▶ WORK TO COMPLETE: Quote the whole listing word for word, please.
━━━━━━━━
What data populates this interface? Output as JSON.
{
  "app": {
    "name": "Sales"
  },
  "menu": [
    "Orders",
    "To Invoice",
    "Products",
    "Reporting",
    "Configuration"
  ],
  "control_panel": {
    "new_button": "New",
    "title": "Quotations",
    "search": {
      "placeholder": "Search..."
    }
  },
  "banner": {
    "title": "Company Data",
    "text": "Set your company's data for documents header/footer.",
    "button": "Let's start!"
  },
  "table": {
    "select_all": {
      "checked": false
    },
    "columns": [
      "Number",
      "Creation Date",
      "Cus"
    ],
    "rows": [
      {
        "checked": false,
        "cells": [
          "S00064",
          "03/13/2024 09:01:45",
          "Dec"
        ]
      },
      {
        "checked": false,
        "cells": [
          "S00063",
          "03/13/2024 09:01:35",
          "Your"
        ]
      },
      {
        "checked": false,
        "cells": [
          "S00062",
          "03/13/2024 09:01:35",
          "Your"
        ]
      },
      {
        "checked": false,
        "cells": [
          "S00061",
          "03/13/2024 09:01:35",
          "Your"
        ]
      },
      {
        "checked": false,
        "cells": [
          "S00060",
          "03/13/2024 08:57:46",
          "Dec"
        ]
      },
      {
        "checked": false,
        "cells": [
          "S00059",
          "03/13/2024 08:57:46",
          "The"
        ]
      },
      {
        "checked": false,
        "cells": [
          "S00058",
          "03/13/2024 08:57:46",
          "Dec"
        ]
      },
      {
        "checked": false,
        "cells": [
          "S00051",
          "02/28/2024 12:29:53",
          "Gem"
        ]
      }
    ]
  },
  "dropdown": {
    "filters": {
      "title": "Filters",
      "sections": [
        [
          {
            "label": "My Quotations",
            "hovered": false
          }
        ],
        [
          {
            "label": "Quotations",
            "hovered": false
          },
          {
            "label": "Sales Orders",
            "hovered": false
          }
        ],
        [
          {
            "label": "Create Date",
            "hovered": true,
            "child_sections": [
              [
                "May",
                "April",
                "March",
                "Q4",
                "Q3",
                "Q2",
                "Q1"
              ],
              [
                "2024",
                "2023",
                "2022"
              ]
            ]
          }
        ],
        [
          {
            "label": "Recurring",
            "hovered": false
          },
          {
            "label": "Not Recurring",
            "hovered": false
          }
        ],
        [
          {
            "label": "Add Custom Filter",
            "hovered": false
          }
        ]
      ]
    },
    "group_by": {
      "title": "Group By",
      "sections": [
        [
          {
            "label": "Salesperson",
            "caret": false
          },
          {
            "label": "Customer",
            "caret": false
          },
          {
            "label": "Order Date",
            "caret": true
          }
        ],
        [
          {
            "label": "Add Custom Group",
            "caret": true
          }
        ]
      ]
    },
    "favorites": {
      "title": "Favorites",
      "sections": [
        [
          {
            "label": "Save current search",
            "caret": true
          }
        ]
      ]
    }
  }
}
━━━━━━━━
▶ IN RESPONSE:
What data populates this interface? Output as JSON.
{
  "app": {
    "name": "Sales"
  },
  "menu": [
    "Orders",
    "To Invoice",
    "Products",
    "Reporting",
    "Configuration"
  ],
  "control_panel": {
    "new_button": "New",
    "title": "Quotations",
    "search": {
      "placeholder": "Search..."
    }
  },
  "banner": {
    "title": "Company Data",
    "text": "Set your company's data for documents header/footer.",
    "button": "Let's start!"
  },
  "table": {
    "select_all": {
      "checked": false
    },
    "columns": [
      "Number",
      "Creation Date",
      "Cus"
    ],
    "rows": [
      {
        "checked": false,
        "cells": [
          "S00064",
          "03/13/2024 09:01:45",
          "Dec"
        ]
      },
      {
        "checked": false,
        "cells": [
          "S00063",
          "03/13/2024 09:01:35",
          "Your"
        ]
      },
      {
        "checked": false,
        "cells": [
          "S00062",
          "03/13/2024 09:01:35",
          "Your"
        ]
      },
      {
        "checked": false,
        "cells": [
          "S00061",
          "03/13/2024 09:01:35",
          "Your"
        ]
      },
      {
        "checked": false,
        "cells": [
          "S00060",
          "03/13/2024 08:57:46",
          "Dec"
        ]
      },
      {
        "checked": false,
        "cells": [
          "S00059",
          "03/13/2024 08:57:46",
          "The"
        ]
      },
      {
        "checked": false,
        "cells": [
          "S00058",
          "03/13/2024 08:57:46",
          "Dec"
        ]
      },
      {
        "checked": false,
        "cells": [
          "S00051",
          "02/28/2024 12:29:53",
          "Gem"
        ]
      }
    ]
  },
  "dropdown": {
    "filters": {
      "title": "Filters",
      "sections": [
        [
          {
            "label": "My Quotations",
            "hovered": false
          }
        ],
        [
          {
            "label": "Quotations",
            "hovered": false
          },
          {
            "label": "Sales Orders",
            "hovered": false
          }
        ],
        [
          {
            "label": "Create Date",
            "hovered": true,
            "child_sections": [
              [
                "May",
                "April",
                "March",
                "Q4",
                "Q3",
                "Q2",
                "Q1"
              ],
              [
                "2024",
                "2023",
                "2022"
              ]
            ]
          }
        ],
        [
          {
            "label": "Recurring",
            "hovered": false
          },
          {
            "label": "Not Recurring",
            "hovered": false
          }
        ],
        [
          {
            "label": "Add Custom Filter",
            "hovered": false
          }
        ]
      ]
    },
    "group_by": {
      "title": "Group By",
      "sections": [
        [
          {
            "label": "Salesperson",
            "caret": false
          },
          {
            "label": "Customer",
            "caret": false
          },
          {
            "label": "Order Date",
            "caret": true
          }
        ],
        [
          {
            "label": "Add Custom Group",
            "caret": true
          }
        ]
      ]
    },
    "favorites": {
      "title": "Favorites",
      "sections": [
        [
          {
            "label": "Save current search",
            "caret": true
          }
        ]
      ]
    }
  }
}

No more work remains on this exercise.